+++ ROWS +++

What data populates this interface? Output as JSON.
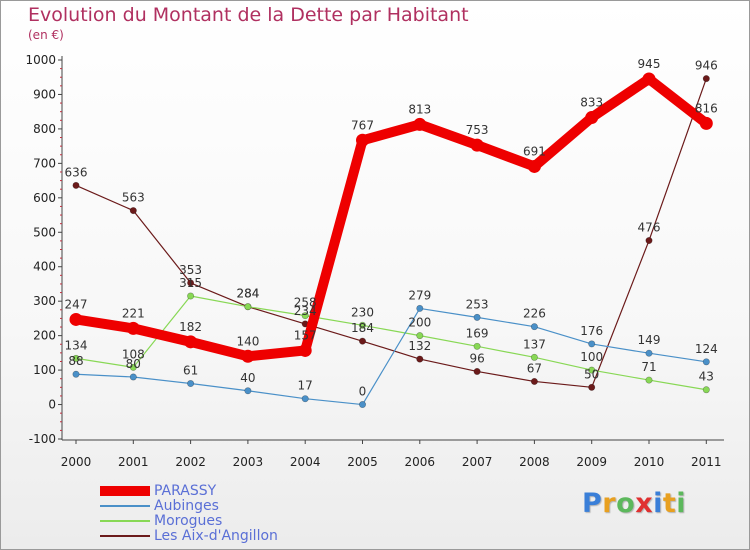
{
  "chart_data": {
    "type": "line",
    "title": "Evolution du Montant de la Dette par Habitant",
    "subtitle": "(en €)",
    "x": [
      "2000",
      "2001",
      "2002",
      "2003",
      "2004",
      "2005",
      "2006",
      "2007",
      "2008",
      "2009",
      "2010",
      "2011"
    ],
    "ylim": [
      -100,
      1000
    ],
    "yticks": [
      "-100",
      "0",
      "100",
      "200",
      "300",
      "400",
      "500",
      "600",
      "700",
      "800",
      "900",
      "1000"
    ],
    "grid": false,
    "legend_position": "bottom-left",
    "series": [
      {
        "name": "PARASSY",
        "color": "#ee0000",
        "values": [
          247,
          221,
          182,
          140,
          157,
          767,
          813,
          753,
          691,
          833,
          945,
          816
        ],
        "labels": [
          "247",
          "221",
          "182",
          "140",
          "157",
          "767",
          "813",
          "753",
          "691",
          "833",
          "945",
          "816"
        ]
      },
      {
        "name": "Aubinges",
        "color": "#4a90c8",
        "values": [
          88,
          80,
          61,
          40,
          17,
          0,
          279,
          253,
          226,
          176,
          149,
          124
        ],
        "labels": [
          "88",
          "80",
          "61",
          "40",
          "17",
          "0",
          "279",
          "253",
          "226",
          "176",
          "149",
          "124"
        ]
      },
      {
        "name": "Morogues",
        "color": "#88d855",
        "values": [
          134,
          108,
          315,
          284,
          258,
          230,
          200,
          169,
          137,
          100,
          71,
          43
        ],
        "labels": [
          "134",
          "108",
          "315",
          "284",
          "258",
          "230",
          "200",
          "169",
          "137",
          "100",
          "71",
          "43"
        ]
      },
      {
        "name": "Les Aix-d'Angillon",
        "color": "#6b1a1a",
        "values": [
          636,
          563,
          353,
          284,
          234,
          184,
          132,
          96,
          67,
          50,
          476,
          946
        ],
        "labels": [
          "636",
          "563",
          "353",
          "284",
          "234",
          "184",
          "132",
          "96",
          "67",
          "50",
          "476",
          "946"
        ]
      }
    ]
  },
  "logo": {
    "letters": [
      "P",
      "r",
      "o",
      "x",
      "i",
      "t",
      "i"
    ],
    "colors": [
      "#3a7fd8",
      "#e8a020",
      "#5cb85c",
      "#e03030",
      "#3a7fd8",
      "#e8a020",
      "#5cb85c"
    ]
  }
}
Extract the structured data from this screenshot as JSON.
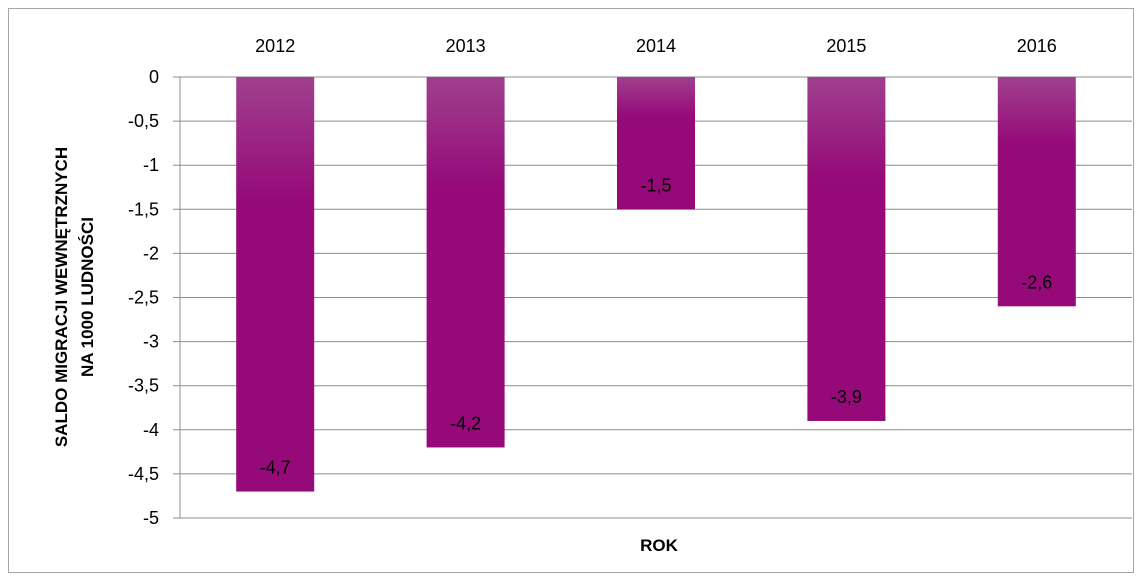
{
  "chart_data": {
    "type": "bar",
    "categories": [
      "2012",
      "2013",
      "2014",
      "2015",
      "2016"
    ],
    "values": [
      -4.7,
      -4.2,
      -1.5,
      -3.9,
      -2.6
    ],
    "data_labels": [
      "-4,7",
      "-4,2",
      "-1,5",
      "-3,9",
      "-2,6"
    ],
    "xlabel": "ROK",
    "ylabel_lines": [
      "SALDO MIGRACJI WEWNĘTRZNYCH",
      "NA 1000 LUDNOŚCI"
    ],
    "ylim": [
      -5,
      0
    ],
    "yticks": [
      0,
      -0.5,
      -1,
      -1.5,
      -2,
      -2.5,
      -3,
      -3.5,
      -4,
      -4.5,
      -5
    ],
    "ytick_labels": [
      "0",
      "-0,5",
      "-1",
      "-1,5",
      "-2",
      "-2,5",
      "-3",
      "-3,5",
      "-4",
      "-4,5",
      "-5"
    ],
    "category_axis_position": "top",
    "grid": true,
    "legend": "none",
    "colors": {
      "bar_top": "#a0408e",
      "bar_bottom": "#950a78",
      "grid": "#8c8c8c"
    }
  }
}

+++

_WHAT IS REQUIRED_. Show every line of the records above that contains the word "name".

_RESPONSE FOR THIS EXERCISE_.
        "name": "PARASSY",
        "name": "Aubinges",
        "name": "Morogues",
        "name": "Les Aix-d'Angillon",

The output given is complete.